INSTRUCTIONS TO FOLLOW: Locate the string "Αντικείμενο" throughout the material and copy every line in which it occurs.
__________________________________________________
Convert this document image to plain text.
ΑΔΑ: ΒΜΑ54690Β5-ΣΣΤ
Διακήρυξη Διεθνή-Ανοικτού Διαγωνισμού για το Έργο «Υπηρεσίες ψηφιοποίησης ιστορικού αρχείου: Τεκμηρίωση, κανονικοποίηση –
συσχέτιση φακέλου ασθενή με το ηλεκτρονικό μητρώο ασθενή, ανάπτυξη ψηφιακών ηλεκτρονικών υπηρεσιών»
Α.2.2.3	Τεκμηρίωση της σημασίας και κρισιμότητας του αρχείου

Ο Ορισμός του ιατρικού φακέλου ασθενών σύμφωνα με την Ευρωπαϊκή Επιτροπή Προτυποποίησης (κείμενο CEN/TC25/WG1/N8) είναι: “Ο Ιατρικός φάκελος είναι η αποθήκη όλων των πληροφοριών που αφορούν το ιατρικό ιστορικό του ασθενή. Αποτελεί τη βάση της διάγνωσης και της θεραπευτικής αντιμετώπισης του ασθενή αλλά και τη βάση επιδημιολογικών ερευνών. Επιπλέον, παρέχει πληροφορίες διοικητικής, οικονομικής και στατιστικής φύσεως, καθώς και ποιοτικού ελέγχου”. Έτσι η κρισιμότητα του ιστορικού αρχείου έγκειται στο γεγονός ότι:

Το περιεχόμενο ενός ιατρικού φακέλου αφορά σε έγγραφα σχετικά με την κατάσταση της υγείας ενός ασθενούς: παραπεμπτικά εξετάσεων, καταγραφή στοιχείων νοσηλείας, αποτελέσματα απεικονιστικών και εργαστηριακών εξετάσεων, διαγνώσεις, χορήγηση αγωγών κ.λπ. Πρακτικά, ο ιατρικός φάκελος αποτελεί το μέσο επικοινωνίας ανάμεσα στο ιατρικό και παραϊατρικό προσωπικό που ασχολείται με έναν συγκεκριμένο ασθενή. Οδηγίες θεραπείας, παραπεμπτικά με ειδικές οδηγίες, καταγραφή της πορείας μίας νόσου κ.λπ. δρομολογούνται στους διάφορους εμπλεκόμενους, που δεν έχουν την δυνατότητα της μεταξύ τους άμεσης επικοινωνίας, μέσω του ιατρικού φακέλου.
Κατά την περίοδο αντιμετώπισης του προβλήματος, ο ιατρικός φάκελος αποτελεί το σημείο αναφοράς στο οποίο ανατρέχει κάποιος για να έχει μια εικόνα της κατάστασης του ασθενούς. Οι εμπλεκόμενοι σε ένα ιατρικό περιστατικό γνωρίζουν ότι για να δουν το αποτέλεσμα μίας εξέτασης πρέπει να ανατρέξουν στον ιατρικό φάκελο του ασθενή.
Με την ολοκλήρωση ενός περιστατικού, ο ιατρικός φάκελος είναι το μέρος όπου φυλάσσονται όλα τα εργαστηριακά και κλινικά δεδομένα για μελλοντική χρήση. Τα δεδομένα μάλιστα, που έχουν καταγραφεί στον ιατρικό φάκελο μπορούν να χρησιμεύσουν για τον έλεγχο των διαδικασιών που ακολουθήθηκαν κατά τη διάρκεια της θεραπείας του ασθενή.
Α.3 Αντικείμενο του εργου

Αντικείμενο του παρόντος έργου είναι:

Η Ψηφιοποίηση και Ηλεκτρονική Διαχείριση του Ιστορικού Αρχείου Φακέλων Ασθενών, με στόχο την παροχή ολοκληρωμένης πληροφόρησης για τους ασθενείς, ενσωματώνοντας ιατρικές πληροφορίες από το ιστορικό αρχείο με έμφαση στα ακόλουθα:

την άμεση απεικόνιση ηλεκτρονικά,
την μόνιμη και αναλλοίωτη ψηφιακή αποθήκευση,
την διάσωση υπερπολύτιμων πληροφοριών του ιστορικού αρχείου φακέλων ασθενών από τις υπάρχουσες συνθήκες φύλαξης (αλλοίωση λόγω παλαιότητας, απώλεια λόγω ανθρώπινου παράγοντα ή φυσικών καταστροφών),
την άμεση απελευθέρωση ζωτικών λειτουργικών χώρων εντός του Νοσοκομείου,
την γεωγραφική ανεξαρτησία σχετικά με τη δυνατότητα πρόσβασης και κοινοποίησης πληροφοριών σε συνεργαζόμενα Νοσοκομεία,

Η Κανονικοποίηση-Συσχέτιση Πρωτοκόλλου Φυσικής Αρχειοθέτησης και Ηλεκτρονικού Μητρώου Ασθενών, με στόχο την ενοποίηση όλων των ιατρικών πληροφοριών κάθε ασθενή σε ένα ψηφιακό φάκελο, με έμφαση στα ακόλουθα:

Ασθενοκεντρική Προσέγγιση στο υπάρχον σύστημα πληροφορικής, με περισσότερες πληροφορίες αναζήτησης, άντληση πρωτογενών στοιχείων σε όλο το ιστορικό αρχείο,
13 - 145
__________________________________________________
COMPLETE OUTPUT:
Α.3 Αντικείμενο του εργου
Αντικείμενο του παρόντος έργου είναι:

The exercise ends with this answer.